-- begin Data excerpts --
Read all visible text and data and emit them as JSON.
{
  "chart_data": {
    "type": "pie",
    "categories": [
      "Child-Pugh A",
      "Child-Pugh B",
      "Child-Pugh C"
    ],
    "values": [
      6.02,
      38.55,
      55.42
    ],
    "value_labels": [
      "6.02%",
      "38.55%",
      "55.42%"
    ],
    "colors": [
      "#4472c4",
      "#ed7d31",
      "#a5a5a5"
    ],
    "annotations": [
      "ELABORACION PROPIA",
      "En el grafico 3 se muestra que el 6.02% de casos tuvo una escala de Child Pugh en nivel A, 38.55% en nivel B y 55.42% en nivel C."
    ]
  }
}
-- end Data excerpts --
-- begin Data excerpts --
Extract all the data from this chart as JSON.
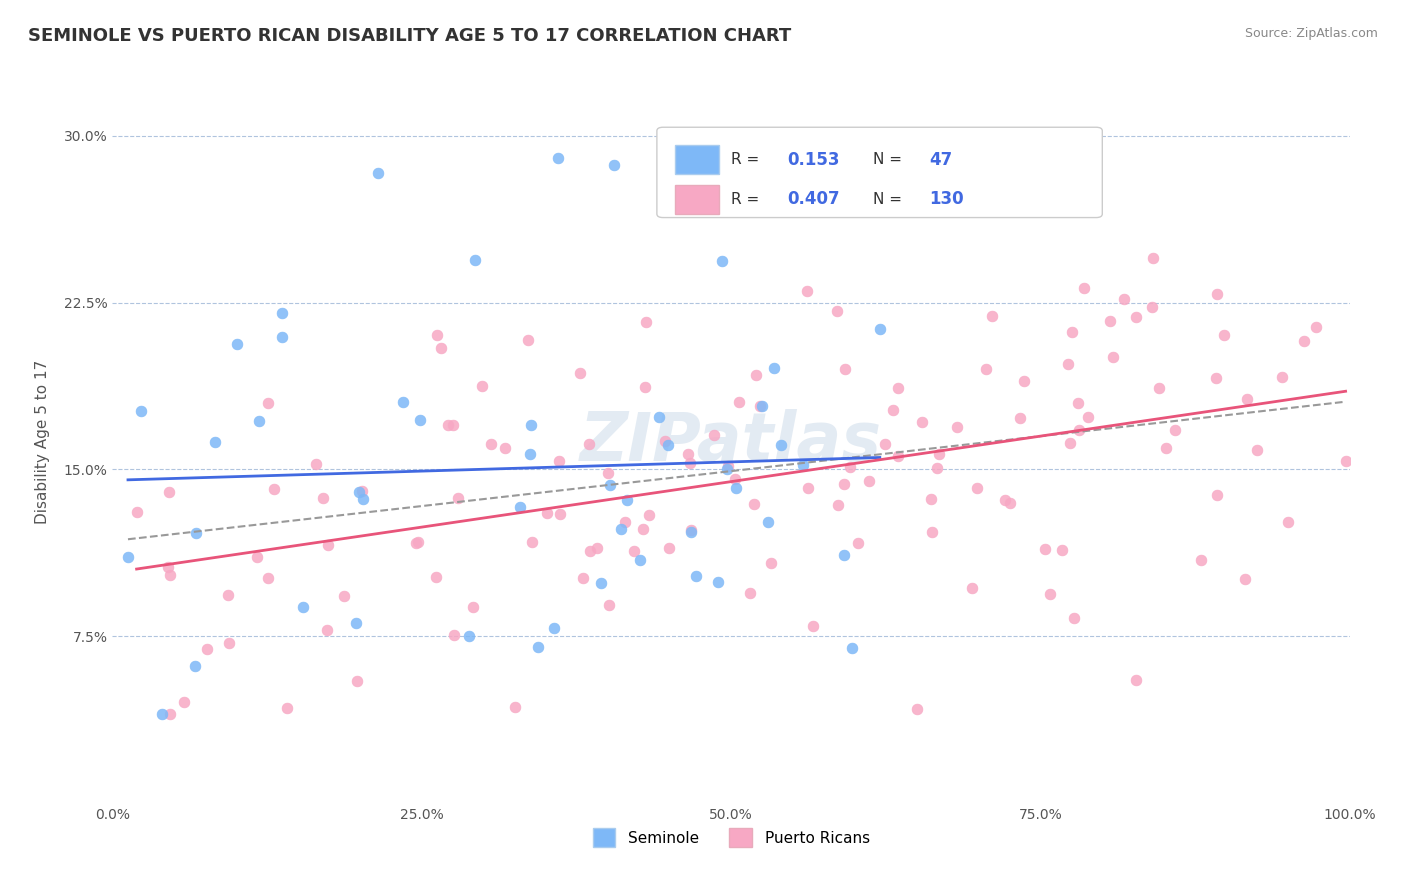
-- end Data excerpts --
-- begin Data excerpts --
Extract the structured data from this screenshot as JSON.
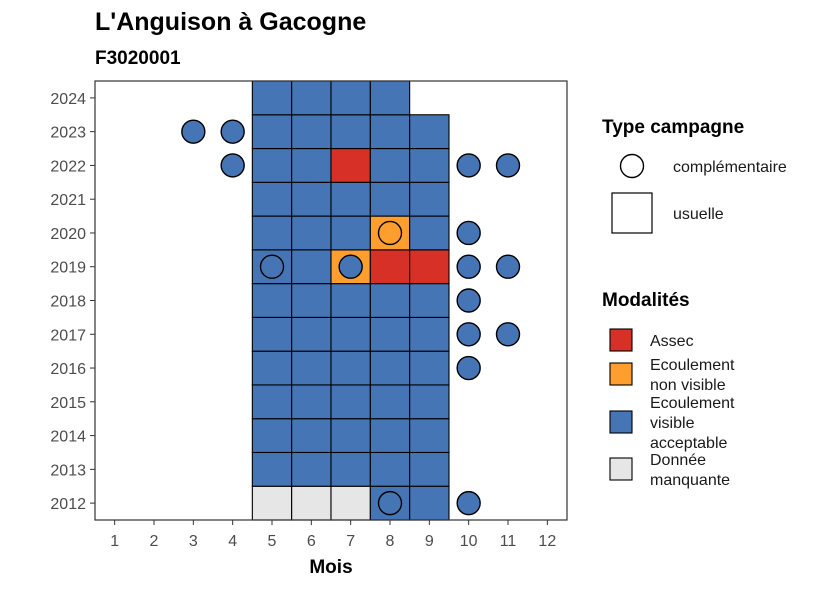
-- end Data excerpts --
§ Short task:
Find the word "Extract" in the entries, and copy every line it shows up in.

§ Full output:
Extract all the data from this chart as JSON.
Extract the structured data from this screenshot as JSON.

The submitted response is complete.